* [What the task requires]: Would you quote the England World Cup preview below in full, word for word?

Segment Start: Source document

It has been a wild goose chase for England in World Cups since their only triumph in 1966 at home. To add another star above the Three Lions on their shirts in Russia, England first need to contend with the challenge of Belgium, Tunisia, and tournament debutantes Panama in Group G.

England, on paper at least, should qualify for the round of 16 along with Belgium, but the problem for the English supporters, however, is that their team rarely follow the script.

England lack the personnel to make a serious enough challenge for glory but they do have the team to do better than in 2014 when they crashed out from the first round. Manager Gareth Southgate has been brave with his team selection and has rightfully left out Joe Hart and Jack Wilshere.

Jack Butland is likely to pip Jordan Pickford for the No. 1 role but England lack the quality of recent years in central defence. Southgate has played with three men at the back; Gary Cahill, Harry Maguire, and Kyle Walker are likely to be the starters with John Stones and Phil Jones on the bench. Stones has lost his starting spot at Manchester City, Jones has been underwhelming while Cahill appears to be in decline.

Teams willing to have a go at the English defence will have plenty to celebrate.

Despite a soft defensive core, England have quality in full-back positions with Trent Alexander-Arnold—who is coming off the back of a hugely impressive debut season at Liverpool—Kieran Trippier, Danny Rose, and Ashley Young to choose from.

Segment End: Source document
Segment Start: Dataset

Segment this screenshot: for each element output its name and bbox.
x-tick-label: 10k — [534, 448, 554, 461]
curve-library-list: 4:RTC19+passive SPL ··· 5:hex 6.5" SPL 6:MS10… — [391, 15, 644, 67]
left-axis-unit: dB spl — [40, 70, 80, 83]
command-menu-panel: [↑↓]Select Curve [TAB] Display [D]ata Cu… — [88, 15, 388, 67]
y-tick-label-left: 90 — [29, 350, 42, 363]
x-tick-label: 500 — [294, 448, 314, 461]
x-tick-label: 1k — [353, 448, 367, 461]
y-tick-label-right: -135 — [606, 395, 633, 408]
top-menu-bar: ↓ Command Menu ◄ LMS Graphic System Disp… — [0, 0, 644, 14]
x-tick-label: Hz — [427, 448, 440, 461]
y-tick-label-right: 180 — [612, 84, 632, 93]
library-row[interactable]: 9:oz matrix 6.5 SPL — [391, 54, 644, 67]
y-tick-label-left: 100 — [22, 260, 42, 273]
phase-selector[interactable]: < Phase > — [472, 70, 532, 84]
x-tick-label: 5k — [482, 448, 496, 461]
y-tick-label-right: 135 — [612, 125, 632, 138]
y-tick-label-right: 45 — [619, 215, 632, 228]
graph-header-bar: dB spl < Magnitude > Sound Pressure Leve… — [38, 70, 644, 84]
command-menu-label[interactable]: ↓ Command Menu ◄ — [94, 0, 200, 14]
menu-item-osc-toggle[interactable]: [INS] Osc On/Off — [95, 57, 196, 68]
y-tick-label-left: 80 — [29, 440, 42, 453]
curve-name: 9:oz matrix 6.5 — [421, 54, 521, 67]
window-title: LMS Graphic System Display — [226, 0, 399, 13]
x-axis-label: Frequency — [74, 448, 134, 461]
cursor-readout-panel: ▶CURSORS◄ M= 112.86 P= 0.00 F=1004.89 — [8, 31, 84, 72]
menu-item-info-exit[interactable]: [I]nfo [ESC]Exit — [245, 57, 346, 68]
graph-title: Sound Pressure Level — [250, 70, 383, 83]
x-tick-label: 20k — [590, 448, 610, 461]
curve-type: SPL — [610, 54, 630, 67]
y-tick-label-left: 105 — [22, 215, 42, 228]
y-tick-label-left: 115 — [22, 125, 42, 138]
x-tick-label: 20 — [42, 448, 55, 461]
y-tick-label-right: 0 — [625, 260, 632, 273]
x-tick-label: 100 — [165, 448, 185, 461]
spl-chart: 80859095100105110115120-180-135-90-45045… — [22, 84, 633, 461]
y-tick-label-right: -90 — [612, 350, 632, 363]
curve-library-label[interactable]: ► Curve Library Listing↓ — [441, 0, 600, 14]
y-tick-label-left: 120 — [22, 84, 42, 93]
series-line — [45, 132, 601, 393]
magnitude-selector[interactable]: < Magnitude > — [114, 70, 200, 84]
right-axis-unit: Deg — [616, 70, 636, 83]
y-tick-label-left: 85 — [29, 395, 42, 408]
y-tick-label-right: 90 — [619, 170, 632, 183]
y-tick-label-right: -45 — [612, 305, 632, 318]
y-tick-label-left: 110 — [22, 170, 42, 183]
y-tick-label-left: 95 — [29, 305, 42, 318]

Segment End: Dataset

* [Reply to the task]:
It has been a wild goose chase for England in World Cups since their only triumph in 1966 at home. To add another star above the Three Lions on their shirts in Russia, England first need to contend with the challenge of Belgium, Tunisia, and tournament debutantes Panama in Group G.

England, on paper at least, should qualify for the round of 16 along with Belgium, but the problem for the English supporters, however, is that their team rarely follow the script.

England lack the personnel to make a serious enough challenge for glory but they do have the team to do better than in 2014 when they crashed out from the first round. Manager Gareth Southgate has been brave with his team selection and has rightfully left out Joe Hart and Jack Wilshere.

Jack Butland is likely to pip Jordan Pickford for the No. 1 role but England lack the quality of recent years in central defence. Southgate has played with three men at the back; Gary Cahill, Harry Maguire, and Kyle Walker are likely to be the starters with John Stones and Phil Jones on the bench. Stones has lost his starting spot at Manchester City, Jones has been underwhelming while Cahill appears to be in decline.

Teams willing to have a go at the English defence will have plenty to celebrate.

Despite a soft defensive core, England have quality in full-back positions with Trent Alexander-Arnold—who is coming off the back of a hugely impressive debut season at Liverpool—Kieran Trippier, Danny Rose, and Ashley Young to choose from.